(Figure data in JSON)
((

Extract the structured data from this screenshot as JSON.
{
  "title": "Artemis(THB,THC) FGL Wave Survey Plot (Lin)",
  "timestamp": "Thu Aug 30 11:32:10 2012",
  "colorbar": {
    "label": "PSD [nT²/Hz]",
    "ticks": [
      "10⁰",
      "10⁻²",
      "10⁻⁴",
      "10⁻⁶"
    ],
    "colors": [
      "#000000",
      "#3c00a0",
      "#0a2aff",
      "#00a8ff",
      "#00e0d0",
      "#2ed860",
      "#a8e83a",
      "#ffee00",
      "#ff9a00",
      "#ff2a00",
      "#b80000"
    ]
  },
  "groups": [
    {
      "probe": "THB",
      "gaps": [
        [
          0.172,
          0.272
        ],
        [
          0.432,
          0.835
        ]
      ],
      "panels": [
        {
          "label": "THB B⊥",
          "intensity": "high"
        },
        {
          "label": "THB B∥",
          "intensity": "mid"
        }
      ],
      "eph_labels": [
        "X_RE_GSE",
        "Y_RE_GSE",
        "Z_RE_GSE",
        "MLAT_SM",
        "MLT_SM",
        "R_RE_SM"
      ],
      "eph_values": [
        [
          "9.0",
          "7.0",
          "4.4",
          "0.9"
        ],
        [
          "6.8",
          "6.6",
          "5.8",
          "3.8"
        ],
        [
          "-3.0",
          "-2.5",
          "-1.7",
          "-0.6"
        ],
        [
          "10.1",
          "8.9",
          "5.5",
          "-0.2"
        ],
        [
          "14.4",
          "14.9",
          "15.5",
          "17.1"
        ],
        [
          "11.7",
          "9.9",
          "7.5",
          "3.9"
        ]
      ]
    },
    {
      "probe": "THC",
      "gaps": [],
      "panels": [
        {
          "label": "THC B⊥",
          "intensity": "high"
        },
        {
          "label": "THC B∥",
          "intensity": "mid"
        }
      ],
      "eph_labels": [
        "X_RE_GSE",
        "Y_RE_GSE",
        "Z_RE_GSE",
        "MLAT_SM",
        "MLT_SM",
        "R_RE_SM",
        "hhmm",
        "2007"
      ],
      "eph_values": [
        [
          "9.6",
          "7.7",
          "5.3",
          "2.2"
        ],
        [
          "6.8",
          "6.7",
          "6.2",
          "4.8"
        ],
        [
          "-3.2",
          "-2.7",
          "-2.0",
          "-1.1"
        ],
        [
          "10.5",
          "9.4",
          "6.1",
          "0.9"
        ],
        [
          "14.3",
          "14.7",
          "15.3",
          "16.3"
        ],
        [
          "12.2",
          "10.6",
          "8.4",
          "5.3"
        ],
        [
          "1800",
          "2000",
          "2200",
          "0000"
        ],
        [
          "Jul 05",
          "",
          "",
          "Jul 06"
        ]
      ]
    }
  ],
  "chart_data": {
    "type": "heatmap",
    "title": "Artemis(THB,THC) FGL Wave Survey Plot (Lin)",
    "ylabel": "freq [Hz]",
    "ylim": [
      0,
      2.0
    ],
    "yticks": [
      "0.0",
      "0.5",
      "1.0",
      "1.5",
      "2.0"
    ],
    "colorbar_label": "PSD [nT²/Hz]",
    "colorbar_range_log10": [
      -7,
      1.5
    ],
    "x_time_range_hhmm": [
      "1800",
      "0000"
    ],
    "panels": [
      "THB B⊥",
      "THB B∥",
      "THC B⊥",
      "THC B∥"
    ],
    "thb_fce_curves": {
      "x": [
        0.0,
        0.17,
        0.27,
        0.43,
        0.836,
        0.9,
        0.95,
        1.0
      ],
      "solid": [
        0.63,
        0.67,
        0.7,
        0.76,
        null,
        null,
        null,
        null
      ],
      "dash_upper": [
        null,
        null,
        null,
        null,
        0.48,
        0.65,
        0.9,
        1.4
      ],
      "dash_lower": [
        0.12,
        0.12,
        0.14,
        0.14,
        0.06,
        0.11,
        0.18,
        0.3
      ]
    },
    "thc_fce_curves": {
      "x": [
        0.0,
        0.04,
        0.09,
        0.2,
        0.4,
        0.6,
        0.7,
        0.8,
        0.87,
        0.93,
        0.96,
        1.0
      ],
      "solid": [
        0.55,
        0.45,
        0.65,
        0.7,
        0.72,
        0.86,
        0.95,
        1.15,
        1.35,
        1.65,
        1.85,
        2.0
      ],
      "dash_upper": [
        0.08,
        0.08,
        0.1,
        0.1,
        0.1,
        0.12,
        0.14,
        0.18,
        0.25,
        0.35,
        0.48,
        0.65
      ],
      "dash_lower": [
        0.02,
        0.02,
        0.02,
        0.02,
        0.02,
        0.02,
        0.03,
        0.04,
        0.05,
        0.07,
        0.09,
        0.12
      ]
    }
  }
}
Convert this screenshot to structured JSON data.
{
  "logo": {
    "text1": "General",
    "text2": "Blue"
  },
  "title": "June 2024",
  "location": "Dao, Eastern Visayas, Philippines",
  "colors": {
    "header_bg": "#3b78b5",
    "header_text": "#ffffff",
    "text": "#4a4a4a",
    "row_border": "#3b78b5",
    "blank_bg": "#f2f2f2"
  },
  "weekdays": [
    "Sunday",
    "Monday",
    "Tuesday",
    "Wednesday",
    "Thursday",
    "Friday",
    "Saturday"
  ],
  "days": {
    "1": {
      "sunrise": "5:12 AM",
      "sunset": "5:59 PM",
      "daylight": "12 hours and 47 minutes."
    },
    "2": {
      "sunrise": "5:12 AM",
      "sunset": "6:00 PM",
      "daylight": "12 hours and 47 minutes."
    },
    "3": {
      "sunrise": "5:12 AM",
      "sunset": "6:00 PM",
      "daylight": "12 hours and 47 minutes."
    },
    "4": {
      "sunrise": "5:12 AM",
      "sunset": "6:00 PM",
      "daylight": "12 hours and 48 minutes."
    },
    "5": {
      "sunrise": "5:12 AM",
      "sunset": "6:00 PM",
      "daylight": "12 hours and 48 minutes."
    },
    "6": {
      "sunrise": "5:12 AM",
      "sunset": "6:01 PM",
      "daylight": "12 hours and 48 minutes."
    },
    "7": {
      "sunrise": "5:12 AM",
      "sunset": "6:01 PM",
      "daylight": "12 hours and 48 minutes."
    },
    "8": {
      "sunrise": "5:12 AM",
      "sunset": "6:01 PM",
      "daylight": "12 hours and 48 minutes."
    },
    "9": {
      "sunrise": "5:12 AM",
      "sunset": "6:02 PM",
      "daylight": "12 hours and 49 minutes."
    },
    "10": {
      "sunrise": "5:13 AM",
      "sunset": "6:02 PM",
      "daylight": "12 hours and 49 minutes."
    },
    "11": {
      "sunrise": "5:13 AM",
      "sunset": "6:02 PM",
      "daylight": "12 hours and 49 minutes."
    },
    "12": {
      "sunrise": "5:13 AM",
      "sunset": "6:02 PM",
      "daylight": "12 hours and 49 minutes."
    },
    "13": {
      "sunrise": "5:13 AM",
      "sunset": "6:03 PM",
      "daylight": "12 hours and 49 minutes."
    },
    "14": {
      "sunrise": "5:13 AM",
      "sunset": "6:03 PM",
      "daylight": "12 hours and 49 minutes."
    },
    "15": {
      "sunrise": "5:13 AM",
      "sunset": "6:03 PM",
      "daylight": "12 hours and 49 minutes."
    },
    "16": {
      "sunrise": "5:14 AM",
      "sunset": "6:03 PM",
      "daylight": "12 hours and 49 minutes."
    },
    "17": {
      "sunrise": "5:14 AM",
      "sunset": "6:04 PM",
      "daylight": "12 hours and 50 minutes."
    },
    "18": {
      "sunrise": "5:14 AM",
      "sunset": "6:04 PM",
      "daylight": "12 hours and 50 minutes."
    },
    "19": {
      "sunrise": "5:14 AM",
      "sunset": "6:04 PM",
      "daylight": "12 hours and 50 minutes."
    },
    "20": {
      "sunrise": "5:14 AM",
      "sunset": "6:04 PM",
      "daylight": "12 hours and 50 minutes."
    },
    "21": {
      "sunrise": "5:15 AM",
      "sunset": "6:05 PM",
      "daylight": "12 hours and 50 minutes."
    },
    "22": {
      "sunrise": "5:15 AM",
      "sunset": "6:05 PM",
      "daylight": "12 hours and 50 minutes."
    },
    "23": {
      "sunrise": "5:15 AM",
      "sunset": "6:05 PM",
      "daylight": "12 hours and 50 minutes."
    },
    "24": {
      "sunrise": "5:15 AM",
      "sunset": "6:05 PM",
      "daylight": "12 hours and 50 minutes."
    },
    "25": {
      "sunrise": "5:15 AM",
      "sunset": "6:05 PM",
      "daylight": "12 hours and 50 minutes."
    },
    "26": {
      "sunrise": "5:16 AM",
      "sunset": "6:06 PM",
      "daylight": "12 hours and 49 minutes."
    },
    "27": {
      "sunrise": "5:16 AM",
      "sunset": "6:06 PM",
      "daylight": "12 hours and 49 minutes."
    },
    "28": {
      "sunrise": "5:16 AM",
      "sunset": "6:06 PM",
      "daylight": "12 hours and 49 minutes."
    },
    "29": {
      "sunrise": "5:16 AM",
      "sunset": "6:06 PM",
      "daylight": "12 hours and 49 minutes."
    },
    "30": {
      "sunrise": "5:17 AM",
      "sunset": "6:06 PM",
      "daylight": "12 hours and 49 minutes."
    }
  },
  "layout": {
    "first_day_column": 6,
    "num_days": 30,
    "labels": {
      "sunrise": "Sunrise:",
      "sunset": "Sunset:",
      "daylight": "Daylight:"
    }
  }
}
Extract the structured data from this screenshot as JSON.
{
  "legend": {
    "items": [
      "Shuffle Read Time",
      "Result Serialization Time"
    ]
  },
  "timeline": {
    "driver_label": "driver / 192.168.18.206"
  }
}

))

**What is required:**
Copy out each line in the listing that has the word "title".

**Written solution:**
  "title": "Artemis(THB,THC) FGL Wave Survey Plot (Lin)",
    "title": "Artemis(THB,THC) FGL Wave Survey Plot (Lin)",
  "title": "June 2024",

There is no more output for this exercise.